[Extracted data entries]

────────

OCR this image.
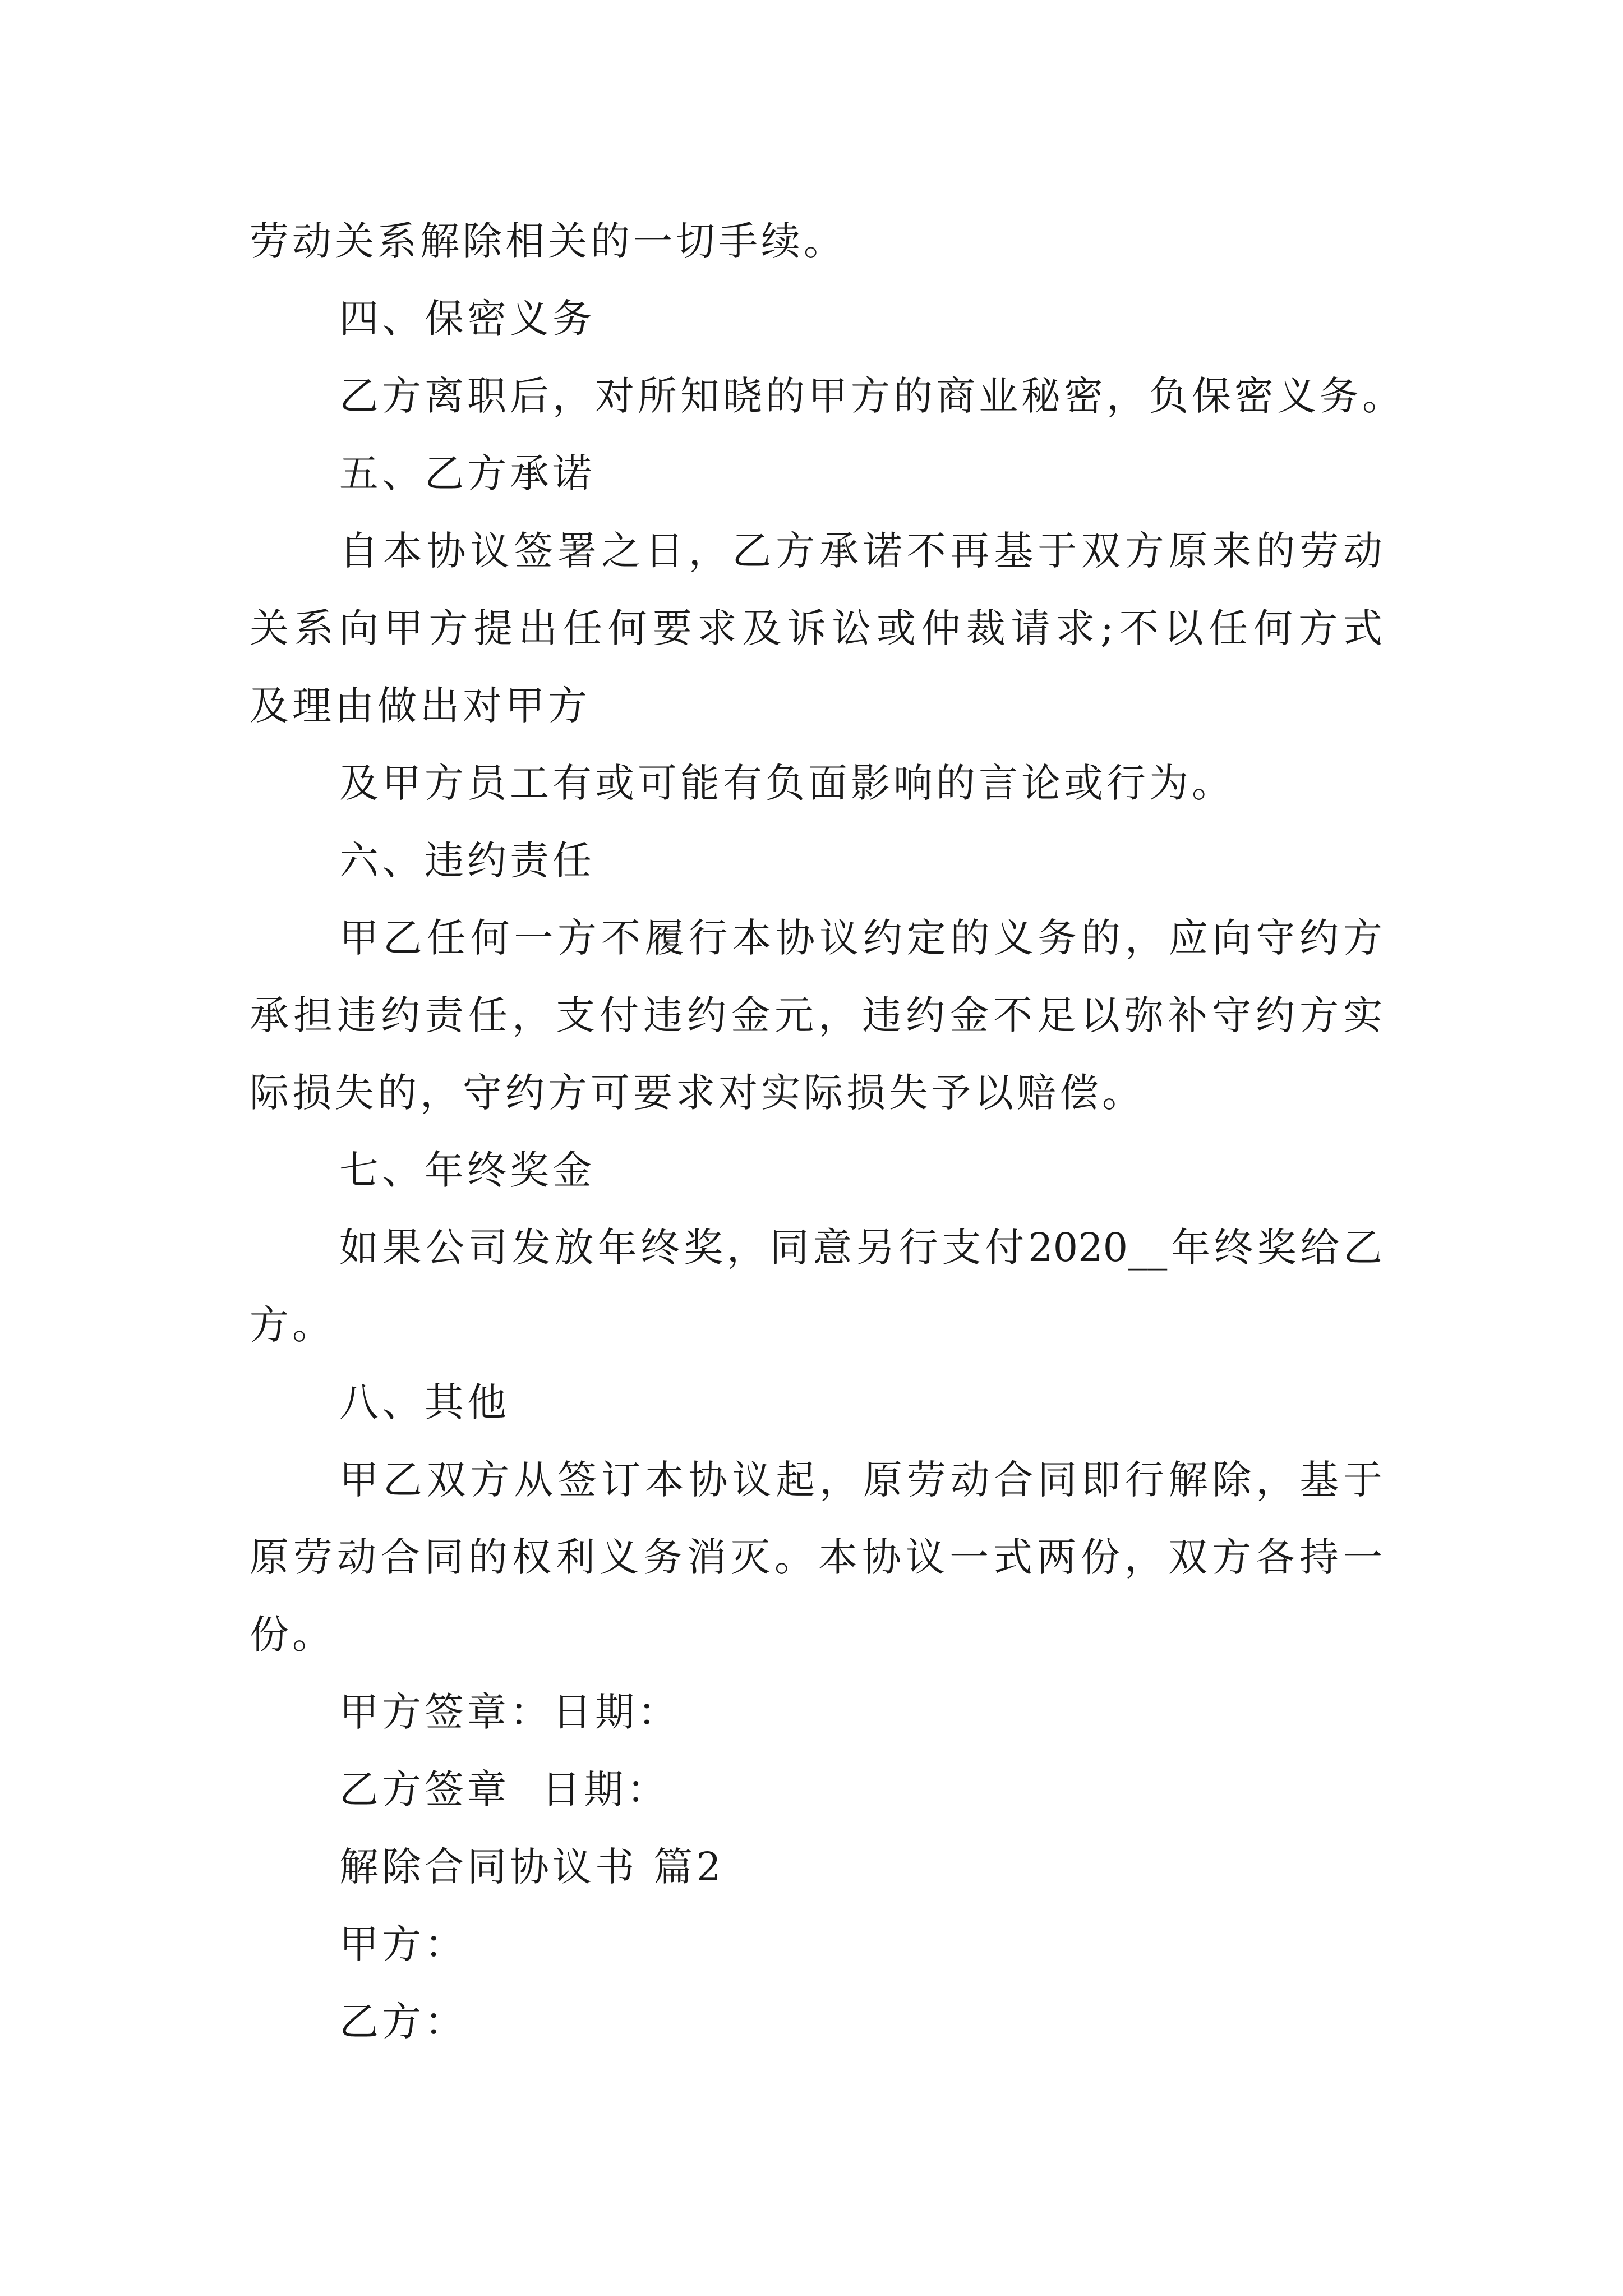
劳动关系解除相关的一切手续。

四、保密义务

乙方离职后，对所知晓的甲方的商业秘密，负保密义务。

五、乙方承诺

自本协议签署之日，乙方承诺不再基于双方原来的劳动

关系向甲方提出任何要求及诉讼或仲裁请求;不以任何方式

及理由做出对甲方

及甲方员工有或可能有负面影响的言论或行为。

六、违约责任

甲乙任何一方不履行本协议约定的义务的，应向守约方

承担违约责任，支付违约金元，违约金不足以弥补守约方实

际损失的，守约方可要求对实际损失予以赔偿。

七、年终奖金

如果公司发放年终奖，同意另行支付2020__年终奖给乙

方。

八、其他

甲乙双方从签订本协议起，原劳动合同即行解除，基于

原劳动合同的权利义务消灭。本协议一式两份，双方各持一

份。

甲方签章：日期：

乙方签章  日期：

解除合同协议书 篇2

甲方：

乙方：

────────

* [Stated task] Transcribe all the lines above exactly, apart from the pictures.

* [Final result]
OCR this image.
劳动关系解除相关的一切手续。

四、保密义务

乙方离职后，对所知晓的甲方的商业秘密，负保密义务。

五、乙方承诺

自本协议签署之日，乙方承诺不再基于双方原来的劳动

关系向甲方提出任何要求及诉讼或仲裁请求;不以任何方式

及理由做出对甲方

及甲方员工有或可能有负面影响的言论或行为。

六、违约责任

甲乙任何一方不履行本协议约定的义务的，应向守约方

承担违约责任，支付违约金元，违约金不足以弥补守约方实

际损失的，守约方可要求对实际损失予以赔偿。

七、年终奖金

如果公司发放年终奖，同意另行支付2020__年终奖给乙

方。

八、其他

甲乙双方从签订本协议起，原劳动合同即行解除，基于

原劳动合同的权利义务消灭。本协议一式两份，双方各持一

份。

甲方签章：日期：

乙方签章  日期：

解除合同协议书 篇2

甲方：

乙方：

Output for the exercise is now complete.